Entries from a dataset:
● ● ● ●

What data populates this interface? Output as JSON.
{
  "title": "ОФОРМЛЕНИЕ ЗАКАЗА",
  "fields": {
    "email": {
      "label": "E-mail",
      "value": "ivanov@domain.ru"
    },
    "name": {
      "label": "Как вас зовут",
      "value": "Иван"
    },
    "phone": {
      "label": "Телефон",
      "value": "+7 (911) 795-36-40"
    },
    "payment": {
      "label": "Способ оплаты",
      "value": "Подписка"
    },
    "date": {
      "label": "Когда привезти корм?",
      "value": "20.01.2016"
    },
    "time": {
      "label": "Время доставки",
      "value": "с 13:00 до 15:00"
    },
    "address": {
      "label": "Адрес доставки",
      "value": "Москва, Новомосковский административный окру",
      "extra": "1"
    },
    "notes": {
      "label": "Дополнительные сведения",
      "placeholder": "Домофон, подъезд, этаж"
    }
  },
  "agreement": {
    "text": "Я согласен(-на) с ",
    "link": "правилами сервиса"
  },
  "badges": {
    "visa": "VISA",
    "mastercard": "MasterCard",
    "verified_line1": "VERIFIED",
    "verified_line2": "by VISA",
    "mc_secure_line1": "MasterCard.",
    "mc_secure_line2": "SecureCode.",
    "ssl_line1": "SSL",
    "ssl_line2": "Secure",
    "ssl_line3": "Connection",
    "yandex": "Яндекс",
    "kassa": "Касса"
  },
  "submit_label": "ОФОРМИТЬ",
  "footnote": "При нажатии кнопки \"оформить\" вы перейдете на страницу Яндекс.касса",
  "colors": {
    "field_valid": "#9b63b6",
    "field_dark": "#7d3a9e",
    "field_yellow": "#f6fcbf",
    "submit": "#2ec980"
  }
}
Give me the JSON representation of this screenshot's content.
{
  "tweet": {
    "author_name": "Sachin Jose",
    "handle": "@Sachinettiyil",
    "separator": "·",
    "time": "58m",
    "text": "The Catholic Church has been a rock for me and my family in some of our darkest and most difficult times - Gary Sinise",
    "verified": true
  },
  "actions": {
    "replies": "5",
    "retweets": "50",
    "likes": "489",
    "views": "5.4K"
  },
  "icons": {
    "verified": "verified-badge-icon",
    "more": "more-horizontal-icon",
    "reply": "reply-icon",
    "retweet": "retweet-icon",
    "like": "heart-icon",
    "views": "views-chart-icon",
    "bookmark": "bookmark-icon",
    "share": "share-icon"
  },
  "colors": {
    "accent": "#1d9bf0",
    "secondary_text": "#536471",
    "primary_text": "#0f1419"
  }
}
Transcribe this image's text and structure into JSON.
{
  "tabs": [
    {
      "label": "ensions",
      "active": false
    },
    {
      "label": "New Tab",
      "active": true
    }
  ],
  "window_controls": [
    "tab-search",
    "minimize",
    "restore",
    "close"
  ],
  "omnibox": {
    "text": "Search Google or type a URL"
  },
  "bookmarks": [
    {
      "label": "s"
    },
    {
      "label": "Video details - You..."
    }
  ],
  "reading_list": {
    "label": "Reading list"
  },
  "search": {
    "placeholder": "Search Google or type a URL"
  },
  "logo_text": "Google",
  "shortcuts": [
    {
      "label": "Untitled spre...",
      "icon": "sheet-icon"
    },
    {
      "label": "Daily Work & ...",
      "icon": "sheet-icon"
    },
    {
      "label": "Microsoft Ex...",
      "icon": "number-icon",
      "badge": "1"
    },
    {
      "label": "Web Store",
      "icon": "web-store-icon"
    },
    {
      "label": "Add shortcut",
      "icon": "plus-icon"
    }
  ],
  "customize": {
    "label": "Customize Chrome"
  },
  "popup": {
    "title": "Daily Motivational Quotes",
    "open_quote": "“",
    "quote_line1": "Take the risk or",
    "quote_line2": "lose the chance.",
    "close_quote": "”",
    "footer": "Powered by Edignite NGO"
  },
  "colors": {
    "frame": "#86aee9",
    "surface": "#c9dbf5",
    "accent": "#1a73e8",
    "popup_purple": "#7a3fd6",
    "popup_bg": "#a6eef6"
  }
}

● ● ● ●

● **Do this**:
From the records above, extract every entry verbatim.

● **Answer to this task**:
What data populates this interface? Output as JSON.
{
  "title": "ОФОРМЛЕНИЕ ЗАКАЗА",
  "fields": {
    "email": {
      "label": "E-mail",
      "value": "ivanov@domain.ru"
    },
    "name": {
      "label": "Как вас зовут",
      "value": "Иван"
    },
    "phone": {
      "label": "Телефон",
      "value": "+7 (911) 795-36-40"
    },
    "payment": {
      "label": "Способ оплаты",
      "value": "Подписка"
    },
    "date": {
      "label": "Когда привезти корм?",
      "value": "20.01.2016"
    },
    "time": {
      "label": "Время доставки",
      "value": "с 13:00 до 15:00"
    },
    "address": {
      "label": "Адрес доставки",
      "value": "Москва, Новомосковский административный окру",
      "extra": "1"
    },
    "notes": {
      "label": "Дополнительные сведения",
      "placeholder": "Домофон, подъезд, этаж"
    }
  },
  "agreement": {
    "text": "Я согласен(-на) с ",
    "link": "правилами сервиса"
  },
  "badges": {
    "visa": "VISA",
    "mastercard": "MasterCard",
    "verified_line1": "VERIFIED",
    "verified_line2": "by VISA",
    "mc_secure_line1": "MasterCard.",
    "mc_secure_line2": "SecureCode.",
    "ssl_line1": "SSL",
    "ssl_line2": "Secure",
    "ssl_line3": "Connection",
    "yandex": "Яндекс",
    "kassa": "Касса"
  },
  "submit_label": "ОФОРМИТЬ",
  "footnote": "При нажатии кнопки \"оформить\" вы перейдете на страницу Яндекс.касса",
  "colors": {
    "field_valid": "#9b63b6",
    "field_dark": "#7d3a9e",
    "field_yellow": "#f6fcbf",
    "submit": "#2ec980"
  }
}
Give me the JSON representation of this screenshot's content.
{
  "tweet": {
    "author_name": "Sachin Jose",
    "handle": "@Sachinettiyil",
    "separator": "·",
    "time": "58m",
    "text": "The Catholic Church has been a rock for me and my family in some of our darkest and most difficult times - Gary Sinise",
    "verified": true
  },
  "actions": {
    "replies": "5",
    "retweets": "50",
    "likes": "489",
    "views": "5.4K"
  },
  "icons": {
    "verified": "verified-badge-icon",
    "more": "more-horizontal-icon",
    "reply": "reply-icon",
    "retweet": "retweet-icon",
    "like": "heart-icon",
    "views": "views-chart-icon",
    "bookmark": "bookmark-icon",
    "share": "share-icon"
  },
  "colors": {
    "accent": "#1d9bf0",
    "secondary_text": "#536471",
    "primary_text": "#0f1419"
  }
}
Transcribe this image's text and structure into JSON.
{
  "tabs": [
    {
      "label": "ensions",
      "active": false
    },
    {
      "label": "New Tab",
      "active": true
    }
  ],
  "window_controls": [
    "tab-search",
    "minimize",
    "restore",
    "close"
  ],
  "omnibox": {
    "text": "Search Google or type a URL"
  },
  "bookmarks": [
    {
      "label": "s"
    },
    {
      "label": "Video details - You..."
    }
  ],
  "reading_list": {
    "label": "Reading list"
  },
  "search": {
    "placeholder": "Search Google or type a URL"
  },
  "logo_text": "Google",
  "shortcuts": [
    {
      "label": "Untitled spre...",
      "icon": "sheet-icon"
    },
    {
      "label": "Daily Work & ...",
      "icon": "sheet-icon"
    },
    {
      "label": "Microsoft Ex...",
      "icon": "number-icon",
      "badge": "1"
    },
    {
      "label": "Web Store",
      "icon": "web-store-icon"
    },
    {
      "label": "Add shortcut",
      "icon": "plus-icon"
    }
  ],
  "customize": {
    "label": "Customize Chrome"
  },
  "popup": {
    "title": "Daily Motivational Quotes",
    "open_quote": "“",
    "quote_line1": "Take the risk or",
    "quote_line2": "lose the chance.",
    "close_quote": "”",
    "footer": "Powered by Edignite NGO"
  },
  "colors": {
    "frame": "#86aee9",
    "surface": "#c9dbf5",
    "accent": "#1a73e8",
    "popup_purple": "#7a3fd6",
    "popup_bg": "#a6eef6"
  }
}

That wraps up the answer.